TASK TO CARRY OUT: Every line below that contains "μετα" is to be copied.
-------- SOURCE RECORDS
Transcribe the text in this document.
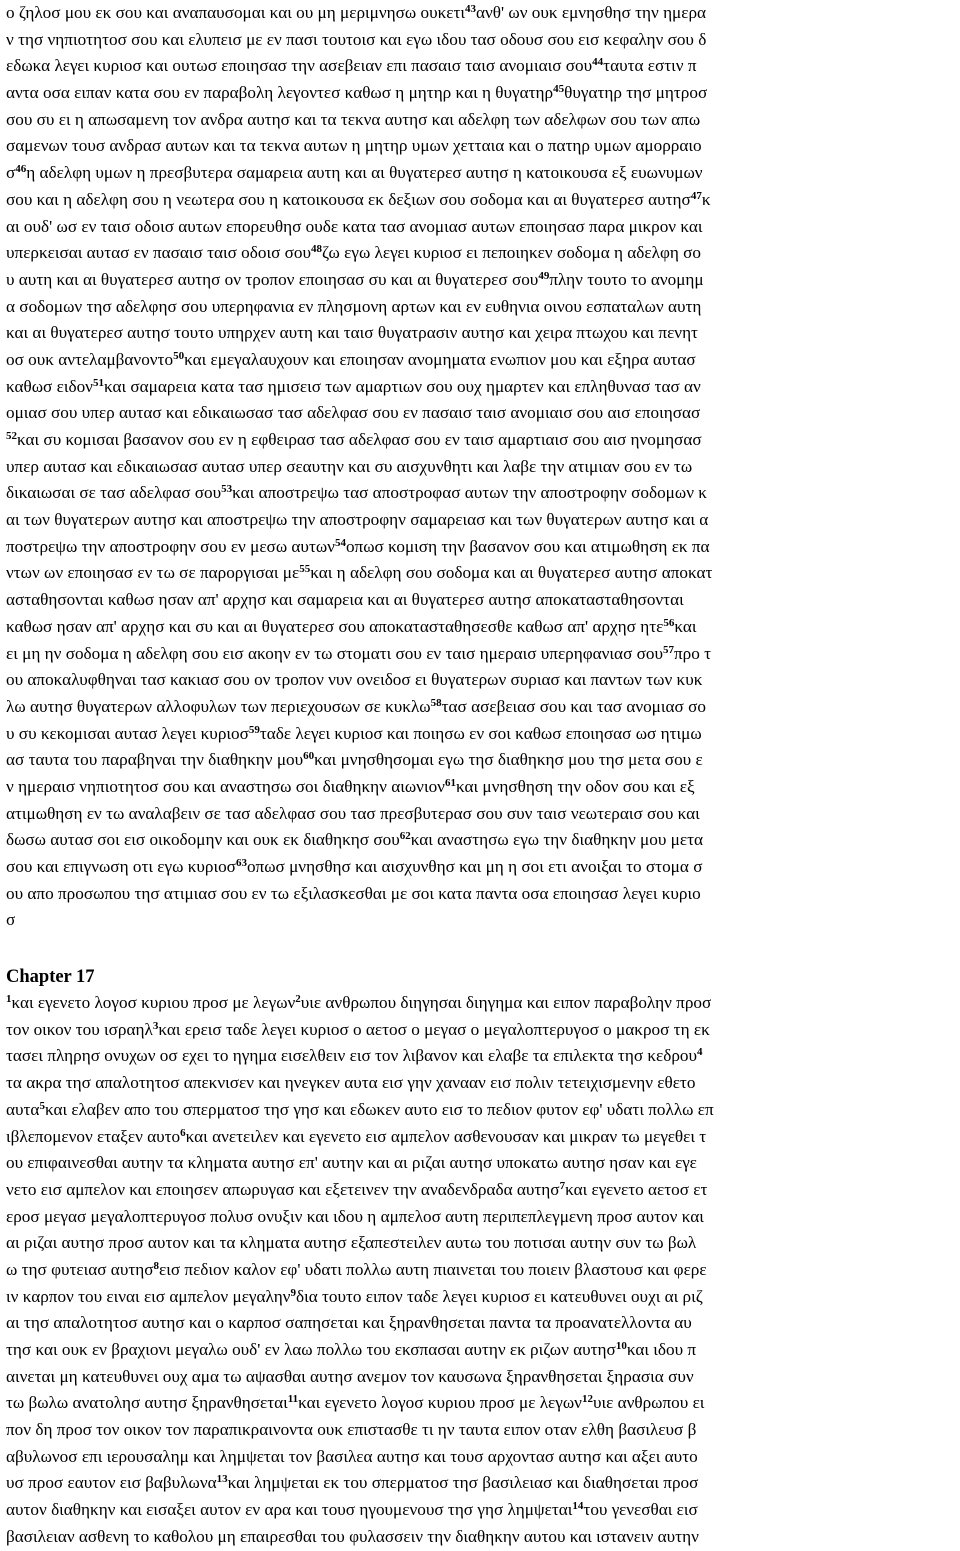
ο ζηλοσ μου εκ σου και αναπαυσομαι και ου μη μεριμνησω ουκετι$^{43}$ανθ' ων ουκ εμνησθησ την ημερα
ν τησ νηπιοτητοσ σου και ελυπεισ με εν πασι τουτοισ και εγω ιδου τασ οδουσ σου εισ κεφαλην σου δ
εδωκα λεγει κυριοσ και ουτωσ εποιησασ την ασεβειαν επι πασαισ ταισ ανομιαισ σου$^{44}$ταυτα εστιν π
αντα οσα ειπαν κατα σου εν παραβολη λεγοντεσ καθωσ η μητηρ και η θυγατηρ$^{45}$θυγατηρ τησ μητροσ
σου συ ει η απωσαμενη τον ανδρα αυτησ και τα τεκνα αυτησ και αδελφη των αδελφων σου των απω
σαμενων τουσ ανδρασ αυτων και τα τεκνα αυτων η μητηρ υμων χετταια και ο πατηρ υμων αμορραιο
$\sigma^{46}\eta$ αδελφη υμων η πρεσβυτερα σαμαρεια αυτη και αι θυγατερεσ αυτησ η κατοικουσα εξ ευωνυμων
σου και η αδελφη σου η νεωτερα σου η κατοικουσα εκ δεξιων σου σοδομα και αι θυγατερεσ αυτησ$^{47}$κ
αι ουδ' ωσ εν ταισ οδοισ αυτων επορευθησ ουδε κατα τασ ανομιασ αυτων εποιησασ παρα μικρον και
υπερκεισαι αυτασ εν πασαισ ταισ οδοισ σου$^{48}$ζω εγω λεγει κυριοσ ει πεποιηκεν σοδομα η αδελφη σο
υ αυτη και αι θυγατερεσ αυτησ ον τροπον εποιησασ συ και αι θυγατερεσ σου$^{49}$πλην τουτο το ανομημ
α σοδομων τησ αδελφησ σου υπερηφανια εν πλησμονη αρτων και εν ευθηνια οινου εσπαταλων αυτη
και αι θυγατερεσ αυτησ τουτο υπηρχεν αυτη και ταισ θυγατρασιν αυτησ και χειρα πτωχου και πενητ
οσ ουκ αντελαμβανοντο$^{50}$και εμεγαλαυχουν και εποιησαν ανομηματα ενωπιον μου και εξηρα αυτασ
καθωσ ειδον$^{51}$και σαμαρεια κατα τασ ημισεισ των αμαρτιων σου ουχ ημαρτεν και επληθυνασ τασ αν
ομιασ σου υπερ αυτασ και εδικαιωσασ τασ αδελφασ σου εν πασαισ ταισ ανομιαισ σου αισ εποιησασ
$^{52}$και συ κομισαι βασανον σου εν η εφθειρασ τασ αδελφασ σου εν ταισ αμαρτιαισ σου αισ ηνομησασ
υπερ αυτασ και εδικαιωσασ αυτασ υπερ σεαυτην και συ αισχυνθητι και λαβε την ατιμιαν σου εν τω
δικαιωσαι σε τασ αδελφασ σου$^{53}$και αποστρεψω τασ αποστροφασ αυτων την αποστροφην σοδομων κ
αι των θυγατερων αυτησ και αποστρεψω την αποστροφην σαμαρειασ και των θυγατερων αυτησ και α
ποστρεψω την αποστροφην σου εν μεσω αυτων$^{54}$οπωσ κομιση την βασανον σου και ατιμωθηση εκ πα
ντων ων εποιησασ εν τω σε παροργισαι $\mu\varepsilon^{55}\kappa\alpha\iota$ η αδελφη σου σοδομα και αι θυγατερεσ αυτησ αποκατ
ασταθησονται καθωσ ησαν απ' αρχησ και σαμαρεια και αι θυγατερεσ αυτησ αποκατασταθησονται
καθωσ ησαν απ' αρχησ και συ και αι θυγατερεσ σου αποκατασταθησεσθε καθωσ απ' αρχησ ητε$^{56}$και
ει μη ην σοδομα η αδελφη σου εισ ακοην εν τω στοματι σου εν ταισ ημεραισ υπερηφανιασ σου$^{57}$προ τ
ου αποκαλυφθηναι τασ κακιασ σου ον τροπον νυν ονειδοσ ει θυγατερων συριασ και παντων των κυκ
λω αυτησ θυγατερων αλλοφυλων των περιεχουσων σε κυκλω$^{58}$τασ ασεβειασ σου και τασ ανομιασ σο
υ συ κεκομισαι αυτασ λεγει κυριοσ$^{59}$ταδε λεγει κυριοσ και ποιησω εν σοι καθωσ εποιησασ ωσ ητιμω
ασ ταυτα του παραβηναι την διαθηκην μου$^{60}$και μνησθησομαι εγω τησ διαθηκησ μου τησ μετα σου ε
ν ημεραισ νηπιοτητοσ σου και αναστησω σοι διαθηκην αιωνιον$^{61}$και μνησθηση την οδον σου και εξ
ατιμωθηση εν τω αναλαβειν σε τασ αδελφασ σου τασ πρεσβυτερασ σου συν ταισ νεωτεραισ σου και
δωσω αυτασ σοι εισ οικοδομην και ουκ εκ διαθηκησ σου$^{62}$και αναστησω εγω την διαθηκην μου μετα
σου και επιγνωση οτι εγω κυριοσ$^{63}$οπωσ μνησθησ και αισχυνθησ και μη η σοι ετι ανοιξαι το στομα σ
ου απο προσωπου τησ ατιμιασ σου εν τω εξιλασκεσθαι με σοι κατα παντα οσα εποιησασ λεγει κυριο
σ
Chapter 17
$^1$και εγενετο λογοσ κυριου προσ με λεγων$^2$υιε ανθρωπου διηγησαι διηγημα και ειπον παραβολην προσ
τον οικον του ισραηλ$^3$και ερεισ ταδε λεγει κυριοσ ο αετοσ ο μεγασ ο μεγαλοπτερυγοσ ο μακροσ τη εκ
τασει πληρησ ονυχων οσ εχει το ηγημα εισελθειν εισ τον λιβανον και ελαβε τα επιλεκτα τησ κεδρου$^4$
τα ακρα τησ απαλοτητοσ απεκνισεν και ηνεγκεν αυτα εισ γην χανααν εισ πολιν τετειχισμενην εθετο
αυτα$^5$και ελαβεν απο του σπερματοσ τησ γησ και εδωκεν αυτο εισ το πεδιον φυτον εφ' υδατι πολλω επ
ιβλεπομενον εταξεν αυτο$^6$και ανετειλεν και εγενετο εισ αμπελον ασθενουσαν και μικραν τω μεγεθει τ
ου επιφαινεσθαι αυτην τα κληματα αυτησ επ' αυτην και αι ριζαι αυτησ υποκατω αυτησ ησαν και εγε
νετο εισ αμπελον και εποιησεν απωρυγασ και εξετεινεν την αναδενδραδα αυτησ$^7$και εγενετο αετοσ ετ
εροσ μεγασ μεγαλοπτερυγοσ πολυσ ονυξιν και ιδου η αμπελοσ αυτη περιπεπλεγμενη προσ αυτον και
αι ριζαι αυτησ προσ αυτον και τα κληματα αυτησ εξαπεστειλεν αυτω του ποτισαι αυτην συν τω βωλ
ω τησ φυτειασ αυτησ$^8$εισ πεδιον καλον εφ' υδατι πολλω αυτη πιαινεται του ποιειν βλαστουσ και φερε
ιν καρπον του ειναι εισ αμπελον μεγαλην$^9$δια τουτο ειπον ταδε λεγει κυριοσ ει κατευθυνει ουχι αι ριζ
αι τησ απαλοτητοσ αυτησ και ο καρποσ σαπησεται και ξηρανθησεται παντα τα προανατελλοντα αυ
τησ και ουκ εν βραχιονι μεγαλω ουδ' εν λαω πολλω του εκσπασαι αυτην εκ ριζων αυτησ$^{10}$και ιδου π
αινεται μη κατευθυνει ουχ αμα τω αψασθαι αυτησ ανεμον τον καυσωνα ξηρανθησεται ξηρασια συν
τω βωλω ανατολησ αυτησ ξηρανθησεται$^{11}$και εγενετο λογοσ κυριου προσ με λεγων$^{12}$υιε ανθρωπου ει
πον δη προσ τον οικον τον παραπικραινοντα ουκ επιστασθε τι ην ταυτα ειπον οταν ελθη βασιλευσ β
αβυλωνοσ επι ιερουσαλημ και λημψεται τον βασιλεα αυτησ και τουσ αρχοντασ αυτησ και αξει αυτο
υσ προσ εαυτον εισ βαβυλωνα$^{13}$και λημψεται εκ του σπερματοσ τησ βασιλειασ και διαθησεται προσ
αυτον διαθηκην και εισαξει αυτον εν αρα και τουσ ηγουμενουσ τησ γησ λημψεται$^{14}$του γενεσθαι εισ
βασιλειαν ασθενη το καθολου μη επαιρεσθαι του φυλασσειν την διαθηκην αυτου και ιστανειν αυτην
----------------
OUTPUT FOR THIS TASK:
ασ ταυτα του παραβηναι την διαθηκην μου$^{60}$και μνησθησομαι εγω τησ διαθηκησ μου τησ μετα σου ε
δωσω αυτασ σοι εισ οικοδομην και ουκ εκ διαθηκησ σου$^{62}$και αναστησω εγω την διαθηκην μου μετα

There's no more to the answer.